• _SHORT EXERCISE_
Copy out the entries below in full and exactly.

* Begin THE RECORDS *

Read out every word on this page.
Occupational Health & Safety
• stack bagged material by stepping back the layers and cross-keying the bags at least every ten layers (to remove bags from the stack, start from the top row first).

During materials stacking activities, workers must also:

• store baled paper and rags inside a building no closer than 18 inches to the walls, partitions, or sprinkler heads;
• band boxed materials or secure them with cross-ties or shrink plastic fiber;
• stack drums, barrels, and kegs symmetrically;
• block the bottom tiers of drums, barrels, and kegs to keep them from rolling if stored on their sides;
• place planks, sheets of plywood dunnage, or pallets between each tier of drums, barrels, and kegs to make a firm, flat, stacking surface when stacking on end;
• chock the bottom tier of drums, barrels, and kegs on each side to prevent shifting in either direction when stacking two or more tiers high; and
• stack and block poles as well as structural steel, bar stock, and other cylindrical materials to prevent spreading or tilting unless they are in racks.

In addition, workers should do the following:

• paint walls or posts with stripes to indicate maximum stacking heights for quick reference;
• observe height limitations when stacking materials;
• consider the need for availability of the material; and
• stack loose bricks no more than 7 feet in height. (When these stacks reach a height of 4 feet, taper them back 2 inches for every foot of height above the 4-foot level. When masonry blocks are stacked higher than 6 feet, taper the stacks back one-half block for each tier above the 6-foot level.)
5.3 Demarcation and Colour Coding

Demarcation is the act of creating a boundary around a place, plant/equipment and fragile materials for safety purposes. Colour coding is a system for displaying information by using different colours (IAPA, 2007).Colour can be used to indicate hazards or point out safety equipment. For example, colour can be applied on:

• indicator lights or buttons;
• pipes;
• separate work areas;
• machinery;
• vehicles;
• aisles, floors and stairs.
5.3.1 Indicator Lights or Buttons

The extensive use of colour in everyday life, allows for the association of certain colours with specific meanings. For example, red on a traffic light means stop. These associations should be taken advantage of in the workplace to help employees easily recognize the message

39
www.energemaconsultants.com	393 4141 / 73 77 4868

* End THE RECORDS *

• _RESULT BELOW_
Read out every word on this page.
Occupational Health & Safety
• stack bagged material by stepping back the layers and cross-keying the bags at least every ten layers (to remove bags from the stack, start from the top row first).

During materials stacking activities, workers must also:

• store baled paper and rags inside a building no closer than 18 inches to the walls, partitions, or sprinkler heads;
• band boxed materials or secure them with cross-ties or shrink plastic fiber;
• stack drums, barrels, and kegs symmetrically;
• block the bottom tiers of drums, barrels, and kegs to keep them from rolling if stored on their sides;
• place planks, sheets of plywood dunnage, or pallets between each tier of drums, barrels, and kegs to make a firm, flat, stacking surface when stacking on end;
• chock the bottom tier of drums, barrels, and kegs on each side to prevent shifting in either direction when stacking two or more tiers high; and
• stack and block poles as well as structural steel, bar stock, and other cylindrical materials to prevent spreading or tilting unless they are in racks.

In addition, workers should do the following:

• paint walls or posts with stripes to indicate maximum stacking heights for quick reference;
• observe height limitations when stacking materials;
• consider the need for availability of the material; and
• stack loose bricks no more than 7 feet in height. (When these stacks reach a height of 4 feet, taper them back 2 inches for every foot of height above the 4-foot level. When masonry blocks are stacked higher than 6 feet, taper the stacks back one-half block for each tier above the 6-foot level.)
5.3 Demarcation and Colour Coding

Demarcation is the act of creating a boundary around a place, plant/equipment and fragile materials for safety purposes. Colour coding is a system for displaying information by using different colours (IAPA, 2007).Colour can be used to indicate hazards or point out safety equipment. For example, colour can be applied on:

• indicator lights or buttons;
• pipes;
• separate work areas;
• machinery;
• vehicles;
• aisles, floors and stairs.
5.3.1 Indicator Lights or Buttons

The extensive use of colour in everyday life, allows for the association of certain colours with specific meanings. For example, red on a traffic light means stop. These associations should be taken advantage of in the workplace to help employees easily recognize the message

39
www.energemaconsultants.com	393 4141 / 73 77 4868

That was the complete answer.